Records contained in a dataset
================================
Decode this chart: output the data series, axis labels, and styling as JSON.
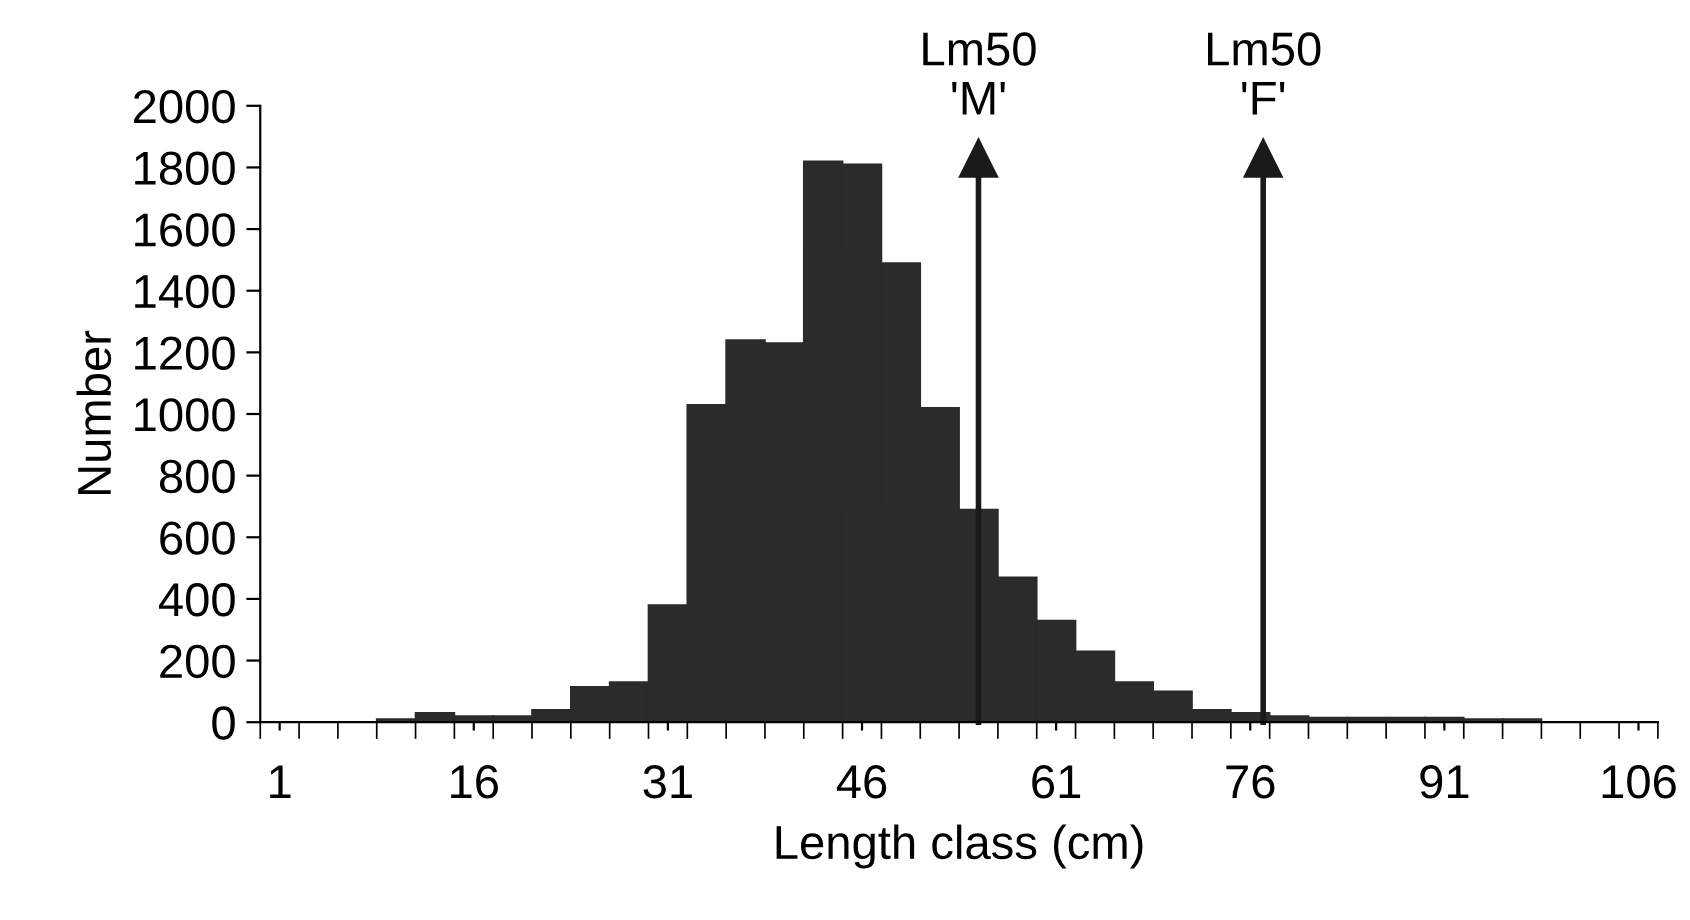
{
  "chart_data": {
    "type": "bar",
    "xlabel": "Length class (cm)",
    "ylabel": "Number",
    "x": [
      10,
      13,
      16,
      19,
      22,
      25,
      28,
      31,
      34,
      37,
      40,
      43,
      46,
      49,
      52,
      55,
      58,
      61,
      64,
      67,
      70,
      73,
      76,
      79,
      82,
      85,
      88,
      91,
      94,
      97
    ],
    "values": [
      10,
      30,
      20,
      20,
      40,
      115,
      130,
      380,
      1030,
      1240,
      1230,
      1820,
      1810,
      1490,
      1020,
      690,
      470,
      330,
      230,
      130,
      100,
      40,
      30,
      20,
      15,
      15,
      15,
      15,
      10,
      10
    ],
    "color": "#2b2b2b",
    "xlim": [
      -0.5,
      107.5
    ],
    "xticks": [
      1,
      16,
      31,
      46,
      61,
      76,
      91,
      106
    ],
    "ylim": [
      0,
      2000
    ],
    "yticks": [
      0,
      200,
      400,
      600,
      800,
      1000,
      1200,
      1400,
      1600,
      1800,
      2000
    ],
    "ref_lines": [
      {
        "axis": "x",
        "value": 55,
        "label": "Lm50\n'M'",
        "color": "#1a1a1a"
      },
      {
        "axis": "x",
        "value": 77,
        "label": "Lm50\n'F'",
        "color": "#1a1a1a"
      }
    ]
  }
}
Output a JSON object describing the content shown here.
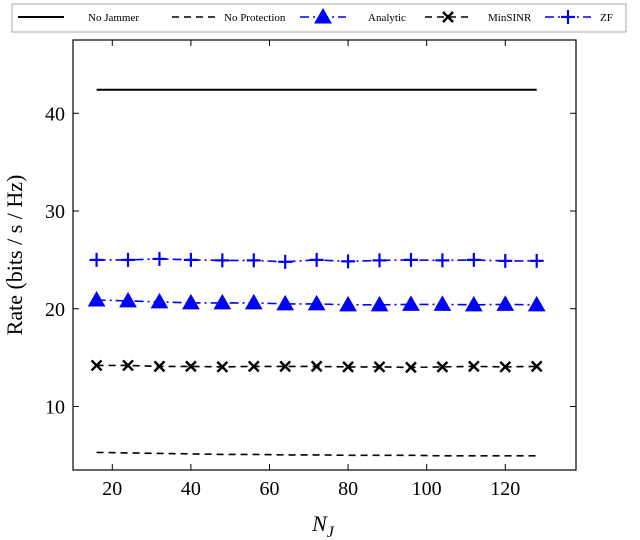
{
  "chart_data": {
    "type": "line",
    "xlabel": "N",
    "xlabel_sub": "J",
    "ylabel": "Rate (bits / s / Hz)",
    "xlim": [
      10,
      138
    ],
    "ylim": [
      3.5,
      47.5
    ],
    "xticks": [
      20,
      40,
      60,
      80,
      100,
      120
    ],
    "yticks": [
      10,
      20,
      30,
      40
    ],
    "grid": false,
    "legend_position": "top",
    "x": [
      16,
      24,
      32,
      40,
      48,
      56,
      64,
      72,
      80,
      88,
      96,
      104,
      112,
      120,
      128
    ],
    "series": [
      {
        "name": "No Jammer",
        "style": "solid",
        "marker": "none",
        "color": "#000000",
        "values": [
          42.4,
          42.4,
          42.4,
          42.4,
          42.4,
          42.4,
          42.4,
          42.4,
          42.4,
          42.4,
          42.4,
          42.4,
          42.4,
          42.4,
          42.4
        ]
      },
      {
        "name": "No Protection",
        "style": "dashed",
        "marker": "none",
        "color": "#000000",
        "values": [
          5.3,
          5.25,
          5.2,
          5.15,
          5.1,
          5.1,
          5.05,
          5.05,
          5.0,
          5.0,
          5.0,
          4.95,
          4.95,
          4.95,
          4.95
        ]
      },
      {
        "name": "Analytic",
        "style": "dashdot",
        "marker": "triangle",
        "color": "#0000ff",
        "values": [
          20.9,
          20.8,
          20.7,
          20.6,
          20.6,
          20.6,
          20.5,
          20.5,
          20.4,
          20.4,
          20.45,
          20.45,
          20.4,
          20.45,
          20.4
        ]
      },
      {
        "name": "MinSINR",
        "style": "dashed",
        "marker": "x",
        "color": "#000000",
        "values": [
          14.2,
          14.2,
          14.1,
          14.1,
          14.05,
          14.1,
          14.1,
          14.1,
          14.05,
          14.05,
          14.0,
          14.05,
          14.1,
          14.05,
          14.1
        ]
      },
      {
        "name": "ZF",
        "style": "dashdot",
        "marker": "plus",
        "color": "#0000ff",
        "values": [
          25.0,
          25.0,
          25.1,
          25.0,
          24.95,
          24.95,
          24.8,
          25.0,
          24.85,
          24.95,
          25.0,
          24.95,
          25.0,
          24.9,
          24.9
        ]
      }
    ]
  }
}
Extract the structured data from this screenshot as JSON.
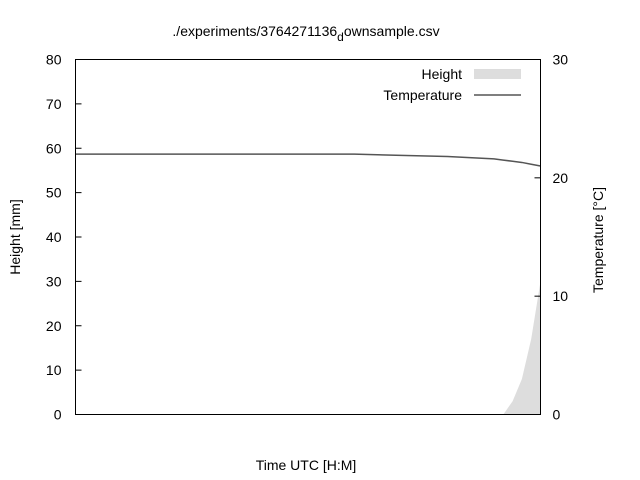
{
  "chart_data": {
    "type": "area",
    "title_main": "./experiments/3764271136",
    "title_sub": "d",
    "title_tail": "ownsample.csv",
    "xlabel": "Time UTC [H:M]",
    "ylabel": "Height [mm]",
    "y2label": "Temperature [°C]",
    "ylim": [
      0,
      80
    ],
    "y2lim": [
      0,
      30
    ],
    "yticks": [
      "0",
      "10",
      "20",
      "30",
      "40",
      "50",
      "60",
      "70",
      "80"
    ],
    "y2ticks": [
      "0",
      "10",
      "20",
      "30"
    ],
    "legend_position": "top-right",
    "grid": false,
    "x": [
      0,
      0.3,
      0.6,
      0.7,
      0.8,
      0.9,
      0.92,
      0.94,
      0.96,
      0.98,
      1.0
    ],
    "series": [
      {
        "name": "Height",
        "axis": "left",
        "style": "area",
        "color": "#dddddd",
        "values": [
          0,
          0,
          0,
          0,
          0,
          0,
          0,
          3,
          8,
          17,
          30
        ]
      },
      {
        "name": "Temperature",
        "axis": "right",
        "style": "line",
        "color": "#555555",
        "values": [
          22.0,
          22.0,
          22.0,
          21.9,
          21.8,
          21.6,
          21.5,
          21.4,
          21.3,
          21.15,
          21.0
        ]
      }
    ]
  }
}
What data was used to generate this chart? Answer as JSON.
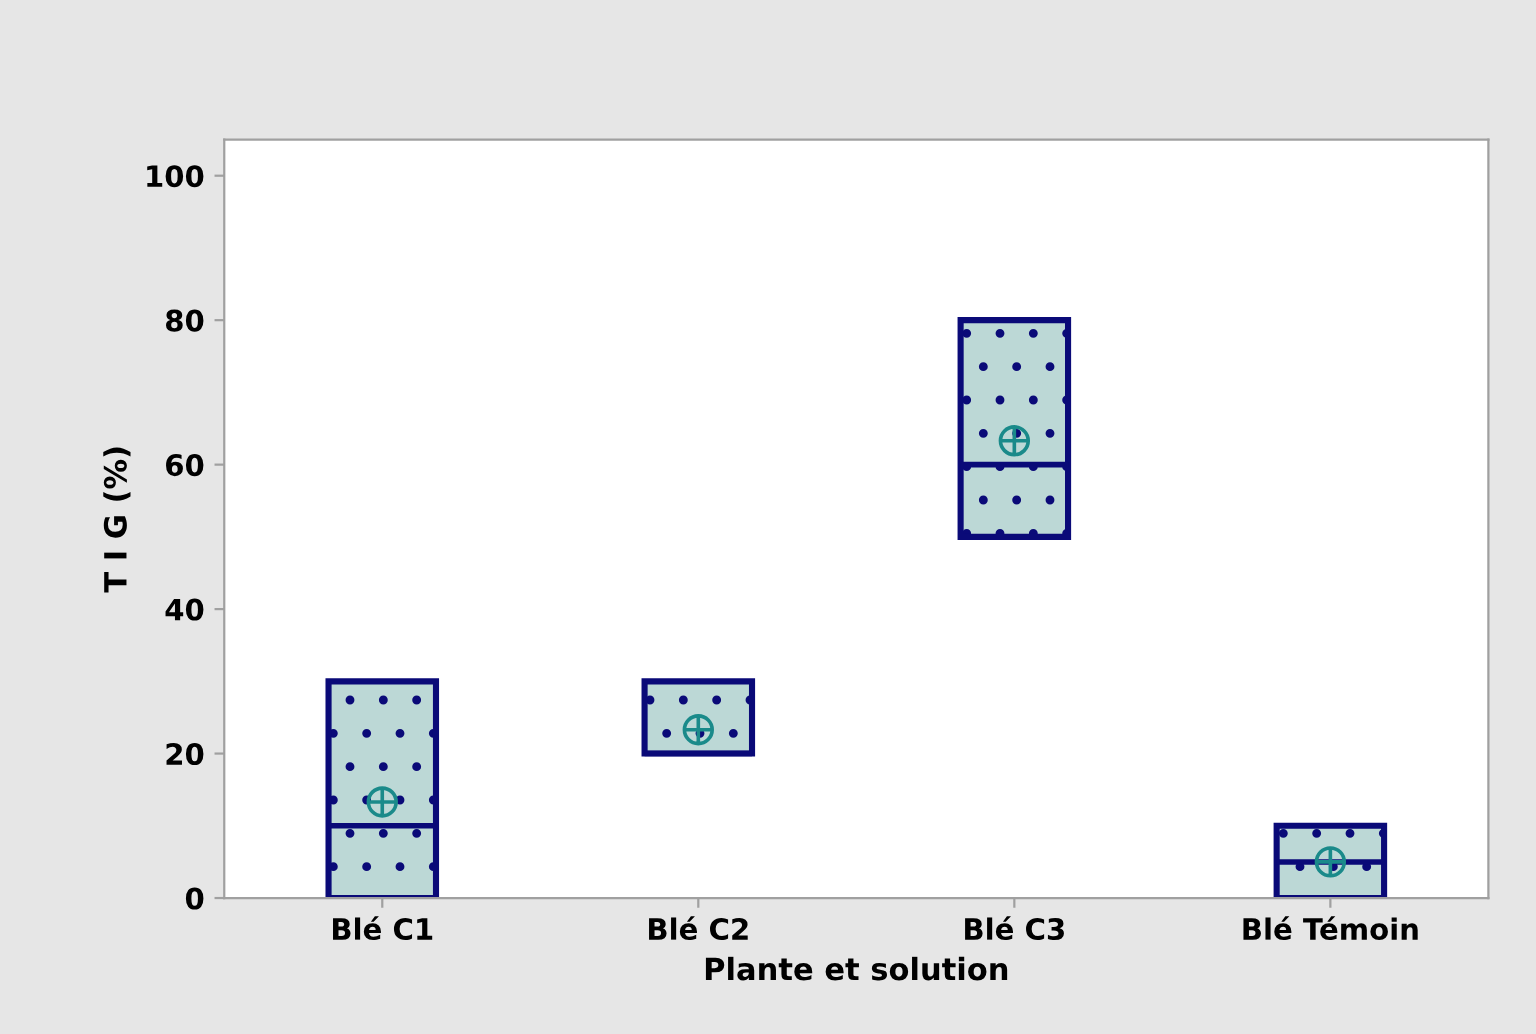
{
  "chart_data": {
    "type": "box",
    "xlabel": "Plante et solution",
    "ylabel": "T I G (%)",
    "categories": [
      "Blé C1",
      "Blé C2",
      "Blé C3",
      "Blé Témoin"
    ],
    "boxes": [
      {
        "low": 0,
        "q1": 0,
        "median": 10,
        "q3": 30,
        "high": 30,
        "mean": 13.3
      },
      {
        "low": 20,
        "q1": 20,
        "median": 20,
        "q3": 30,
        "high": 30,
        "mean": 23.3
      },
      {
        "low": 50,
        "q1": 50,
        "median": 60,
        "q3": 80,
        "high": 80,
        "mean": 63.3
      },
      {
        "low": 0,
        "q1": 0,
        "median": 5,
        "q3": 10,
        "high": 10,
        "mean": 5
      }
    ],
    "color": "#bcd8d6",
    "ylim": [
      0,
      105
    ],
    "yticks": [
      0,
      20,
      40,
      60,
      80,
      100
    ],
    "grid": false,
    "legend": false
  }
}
================================
Exercise task
Go through the material above and copy each line that has the word "marker".

Solution to this task
        "marker": "none",
        "marker": "none",
        "marker": "triangle",
        "marker": "x",
        "marker": "plus",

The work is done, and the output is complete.